# PASSAGE PROVIDED:
+++

Now here it may be noted that the ambit of the person with whom the transaction is undertaken is quite wide as it does not say about the associated enterprises only but any person with whom there is a close connection. The term close connection has not been defined under the Act and accordingly, any person considered as having significant influence/ control or relation may be characterized as a person with a close connection (conservative approach). Further, it may be noted that the transactions covered are the ones which are resulting in more than ordinary profits to the assessee.

(Refer note 1 and 2)

v any transaction, referred to in any other section under Chapter VI-A or section 10AA, to which provisions of sub-section (8) or sub-section (10) of section 80-IA are applicable The said clause basically covers all the transactions of nature discussed in clauses iii and iv above where the assessee is undertaking eligible business subject to deduction under Chapter VI-A or 10AA.

(Refer note 1 and 2)

va any business transacted between the persons referred to in sub-section (6) of section 115BAB This has been new insertion u/s 92BA and is in relation to the manufacturing entities recently established and claiming the benefit of 15% tax rate.

The said provisions are similar to clause iv discussed above and shall apply if the transactions have been undertaken with person having close connection and resulting in more than ordinary profits.

(Refer note 1 and 2)

vi any other transaction as may be prescribed Residual clause and currently there has been no transaction specified under this clause

*The aggregate of the transactions covered under provision of Section 92BA shall exceed INR 20 crores for Chapter X to apply.

Notes

1. There has been a lot of debate around the transactions between the Head office or corporate office with the eligible business and the allocation of general overheads shall be within the ambit of SDT or not. It may be noted that the activities which does not qualify as business activity or services that are not marketable in nature may not qualify as transactions subject to SDT, accordingly, the TP provisions may not apply. For example, the general accounting, payroll or HR functions may not be core functions of business accordingly not subject to TP. However, this being a fact specific exercise has to be seen on case to case basis. Conservatively, the transaction undertaken with person having close connection and allocated to eligible business may be benchmarked and reported.

Further, non-applicability of TP to certain transaction does not mean they are outside the ambit of allocation of such charges to eligible business while determining profitability of the said business. Therefore, the cost allocation should be based on reasonable allocation basis and supported by robust documentation.

2. The transactions covered u/s 80-IA(10) are the ones that satisfy the following conditions:

a. Transaction undertaken with person having close connection with the assessee; and

b. Transaction results in more than ordinary profits

Accordingly, if the above two conditions are not satisfied then such transactions may not fall within the ambit of SDT, however, considering the penal consequences of non-reporting, practically, the companies eligible for deduction are maintaining the TP documentation to support the transactions have not resulted in more than ordinary profits and reporting the same in Form 3CEB on conservative basis.

3. The concept of more than ordinary profit is not same as the concept of arm’s length price. It may be reasonable to say that the arm’s length price may denote that the transactions have been undertaken at value which is similar to the value, had it been undertaken between independent parties. The transactions undertaken at value different than arm’s length price may not necessarily means that the transactions result in more than ordinary profits. There may be other factors contributing to higher profits and if the assessee can substantiate the same, then the same may not be under the ambit of SDT.

+++

(Element and region data)
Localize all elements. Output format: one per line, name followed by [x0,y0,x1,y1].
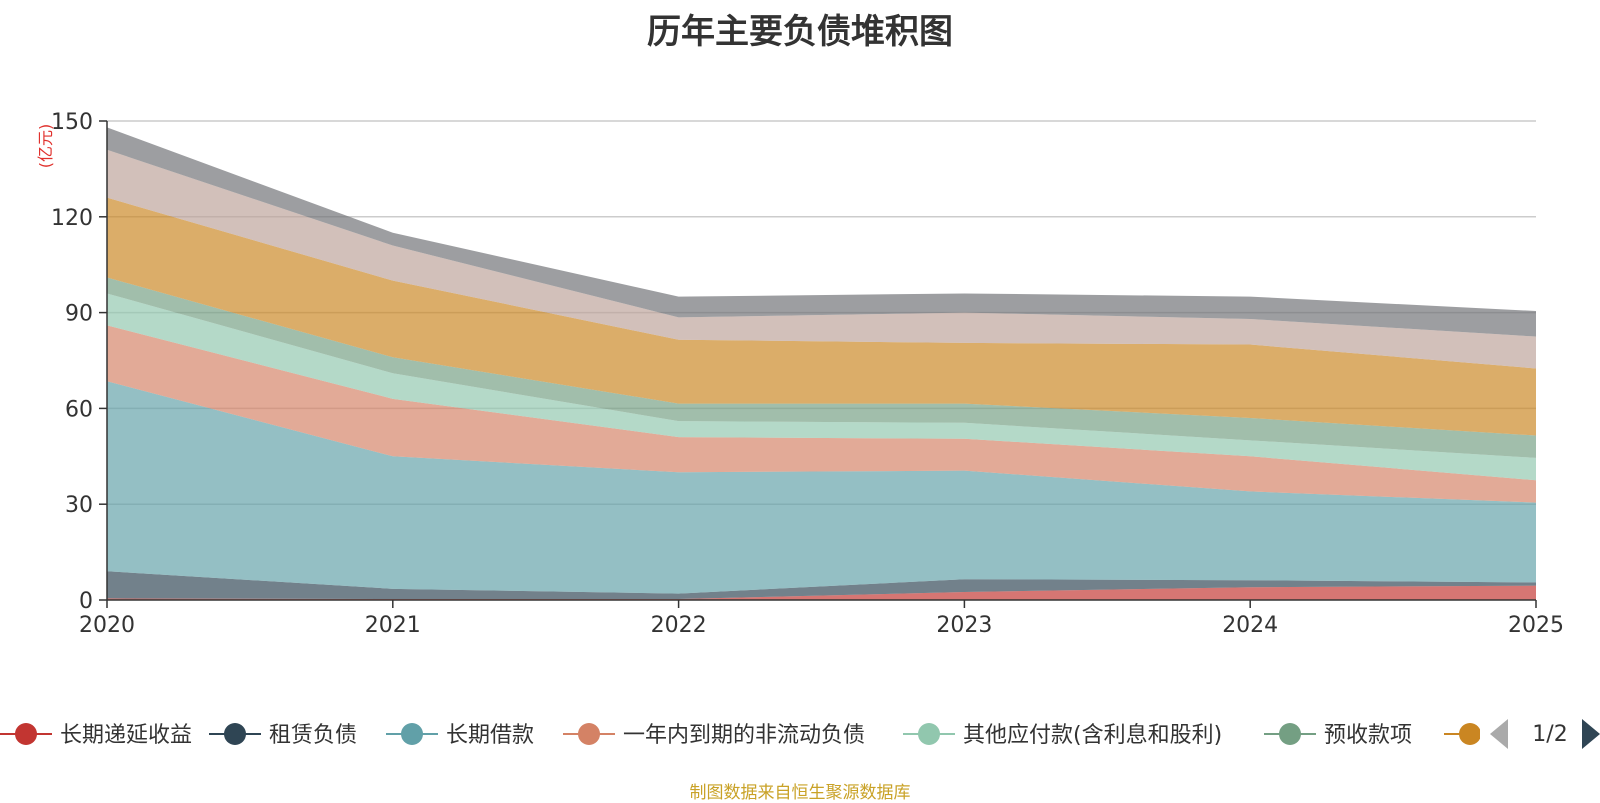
legend-pager: 1/2 [1490,719,1600,749]
x-tick-label: 2021 [365,613,421,638]
y-tick-label: 150 [51,110,93,135]
legend-item-其他应付款(含利息和股利)[interactable]: 其他应付款(含利息和股利) [903,723,1222,748]
y-axis-unit-label: (亿元) [36,124,55,169]
legend-item-租赁负债[interactable]: 租赁负债 [209,723,357,748]
legend-dot-marker [401,723,423,745]
legend-label: 其他应付款(含利息和股利) [963,723,1222,748]
legend-dot-marker [578,723,600,745]
area-其他应付款(含利息和股利)[interactable] [107,293,1536,481]
y-tick-label: 120 [51,206,93,231]
legend-next-icon[interactable] [1582,719,1600,749]
legend-items: 长期递延收益 租赁负债 长期借款 一年内到期的非流动负债 其他应付款(含利息和股利) 预收… [0,723,1592,748]
legend-label: 预收款项 [1324,723,1412,748]
area-租赁负债[interactable] [107,571,1536,600]
area-预收款项[interactable] [107,277,1536,458]
area-长期递延收益[interactable] [107,585,1536,600]
legend-label: 租赁负债 [269,723,357,748]
legend-page-indicator: 1/2 [1532,722,1567,747]
legend-item-预收款项[interactable]: 预收款项 [1264,723,1412,748]
data-source-note: 制图数据来自恒生聚源数据库 [689,783,911,803]
y-tick-label: 90 [65,302,93,327]
y-tick-label: 0 [79,589,93,614]
legend-label: 长期借款 [446,723,534,748]
area-其他负债[interactable] [107,127,1536,337]
x-tick-label: 2022 [651,613,707,638]
x-tick-label: 2025 [1508,613,1564,638]
legend-label: 长期递延收益 [60,723,192,748]
y-tick-label: 30 [65,493,93,518]
area-应付账款[interactable] [107,197,1536,436]
legend-label: 一年内到期的非流动负债 [623,723,865,748]
legend-dot-marker [15,723,37,745]
legend-item-长期递延收益[interactable]: 长期递延收益 [0,723,192,748]
area-一年内到期的非流动负债[interactable] [107,325,1536,503]
legend-dot-marker [224,723,246,745]
legend-dot-marker [1459,723,1480,745]
area-应付票据[interactable] [107,149,1536,369]
legend-item-长期借款[interactable]: 长期借款 [386,723,534,748]
legend-dot-marker [918,723,940,745]
area-series [107,127,1536,600]
y-tick-label: 60 [65,397,93,422]
legend-item-一年内到期的非流动负债[interactable]: 一年内到期的非流动负债 [563,723,865,748]
x-tick-label: 2023 [936,613,992,638]
axes: 0 30 60 90 120 150 2020 2021 2022 2023 2024 2025 [51,110,1564,638]
chart-title: 历年主要负债堆积图 [647,12,953,52]
legend-dot-marker [1279,723,1301,745]
area-长期借款[interactable] [107,381,1536,594]
legend: 长期递延收益 租赁负债 长期借款 一年内到期的非流动负债 其他应付款(含利息和股利) 预收… [0,723,1592,748]
legend-prev-icon[interactable] [1490,719,1508,749]
x-tick-label: 2024 [1222,613,1278,638]
x-tick-label: 2020 [79,613,135,638]
legend-item-应付账款[interactable]: 应付账款 [1444,723,1592,748]
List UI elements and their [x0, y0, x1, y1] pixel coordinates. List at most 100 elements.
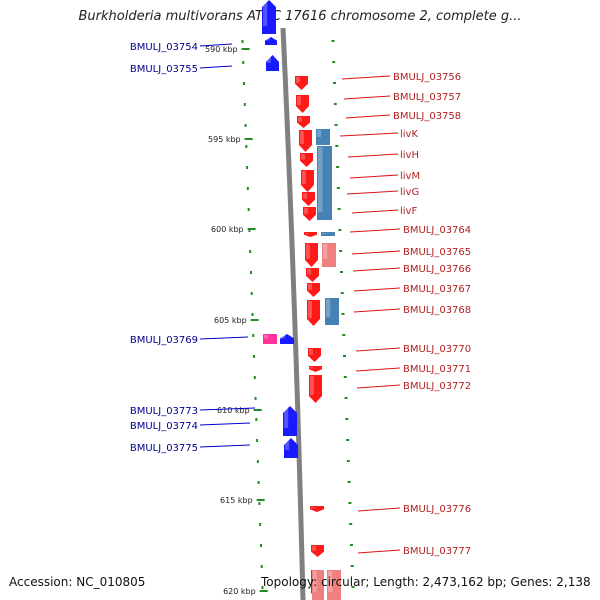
right-gene-label[interactable]: BMULJ_03772: [403, 381, 471, 392]
gene-feature[interactable]: [309, 366, 322, 372]
feature-shine: [281, 335, 286, 339]
right-gene-leader: [355, 347, 401, 352]
feature-shine: [301, 154, 305, 160]
right-gene-label[interactable]: livM: [400, 171, 420, 182]
left-gene-label[interactable]: BMULJ_03754: [130, 42, 198, 53]
track-dot: [346, 439, 350, 441]
kbp-tick-label: 615 kbp: [220, 496, 253, 505]
rna-feature[interactable]: [321, 232, 335, 236]
gene-feature[interactable]: [307, 283, 320, 297]
feature-shine: [310, 367, 314, 369]
right-track-dots: [331, 40, 355, 588]
left-gene-label[interactable]: BMULJ_03755: [130, 64, 198, 75]
track-dot: [346, 460, 350, 462]
gene-feature[interactable]: [306, 268, 319, 282]
track-dot: [337, 208, 341, 210]
feature-shine: [309, 349, 313, 355]
left-gene-label[interactable]: BMULJ_03774: [130, 421, 198, 432]
right-gene-label[interactable]: BMULJ_03764: [403, 225, 471, 236]
right-gene-label[interactable]: BMULJ_03765: [403, 247, 471, 258]
right-gene-label[interactable]: livK: [400, 129, 418, 140]
gene-feature[interactable]: [309, 375, 322, 403]
rna-feature[interactable]: [325, 298, 339, 325]
feature-shine: [322, 233, 327, 234]
left-gene-leader: [199, 336, 249, 340]
gene-feature[interactable]: [299, 130, 312, 152]
track-dot: [253, 376, 256, 379]
gene-feature[interactable]: [307, 300, 320, 326]
gene-feature[interactable]: [265, 37, 277, 45]
accession-text: Accession: NC_010805: [9, 575, 146, 589]
gene-feature[interactable]: [266, 55, 279, 71]
left-gene-label[interactable]: BMULJ_03775: [130, 443, 198, 454]
feature-shine: [297, 96, 301, 105]
right-gene-leader: [349, 228, 401, 233]
feature-shine: [308, 284, 312, 290]
track-dot: [257, 481, 260, 484]
right-gene-leader: [355, 367, 401, 372]
pseudogene-feature[interactable]: [263, 334, 277, 344]
right-gene-label[interactable]: BMULJ_03777: [403, 546, 471, 557]
gene-feature[interactable]: [302, 192, 315, 206]
gene-feature[interactable]: [262, 0, 276, 34]
right-gene-label[interactable]: livF: [400, 206, 417, 217]
gene-feature[interactable]: [280, 334, 294, 344]
right-gene-label[interactable]: BMULJ_03757: [393, 92, 461, 103]
feature-shine: [296, 77, 300, 83]
gene-feature[interactable]: [301, 170, 314, 192]
gene-feature[interactable]: [303, 207, 316, 221]
gene-feature[interactable]: [312, 570, 324, 600]
track-dot: [243, 82, 246, 85]
right-gene-label[interactable]: BMULJ_03766: [403, 264, 471, 275]
track-dot: [342, 334, 346, 336]
right-gene-label[interactable]: BMULJ_03758: [393, 111, 461, 122]
track-dot: [343, 376, 347, 378]
rna-feature[interactable]: [317, 146, 332, 220]
feature-shine: [263, 1, 268, 26]
feature-shine: [264, 335, 269, 339]
track-dot: [333, 103, 337, 105]
gene-feature[interactable]: [310, 506, 324, 512]
gene-feature[interactable]: [308, 348, 321, 362]
track-dot: [341, 313, 345, 315]
track-dot: [332, 61, 336, 63]
right-gene-label[interactable]: BMULJ_03770: [403, 344, 471, 355]
left-gene-label[interactable]: BMULJ_03769: [130, 335, 198, 346]
gene-feature[interactable]: [283, 406, 297, 436]
track-dot: [333, 82, 337, 84]
track-dot: [260, 565, 263, 568]
right-gene-label[interactable]: livG: [400, 187, 419, 198]
gene-feature[interactable]: [304, 232, 317, 237]
rna-feature[interactable]: [316, 129, 330, 145]
track-dot: [334, 124, 338, 126]
right-gene-label[interactable]: BMULJ_03771: [403, 364, 471, 375]
track-dot: [252, 334, 255, 337]
track-dot: [246, 166, 249, 169]
gene-feature[interactable]: [296, 95, 309, 113]
track-dot: [244, 124, 247, 127]
right-gene-label[interactable]: livH: [400, 150, 419, 161]
gene-feature[interactable]: [311, 545, 324, 557]
left-track-dots: [241, 40, 264, 589]
right-gene-label[interactable]: BMULJ_03776: [403, 504, 471, 515]
gene-feature[interactable]: [327, 570, 341, 600]
track-dot: [243, 103, 246, 106]
track-dot: [249, 250, 252, 253]
gene-feature[interactable]: [284, 438, 298, 458]
gene-feature[interactable]: [297, 116, 310, 128]
right-gene-label[interactable]: BMULJ_03767: [403, 284, 471, 295]
right-gene-label[interactable]: BMULJ_03756: [393, 72, 461, 83]
gene-feature[interactable]: [305, 243, 318, 267]
feature-shine: [307, 269, 311, 275]
gene-feature[interactable]: [295, 76, 308, 90]
track-dot: [351, 586, 355, 588]
gene-feature[interactable]: [322, 243, 336, 267]
right-gene-leader: [345, 114, 391, 119]
left-gene-label[interactable]: BMULJ_03773: [130, 406, 198, 417]
feature-shine: [298, 117, 302, 122]
right-gene-label[interactable]: BMULJ_03768: [403, 305, 471, 316]
track-dot: [256, 439, 259, 442]
gene-feature[interactable]: [300, 153, 313, 167]
feature-shine: [302, 171, 306, 184]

+++

# GIVEN REQUEST:
According to the passage on specified domestic transactions, what amount must the aggregate of transactions covered under Section 92BA exceed for Chapter X to apply?

# TASK OUTPUT:
INR 20 crores.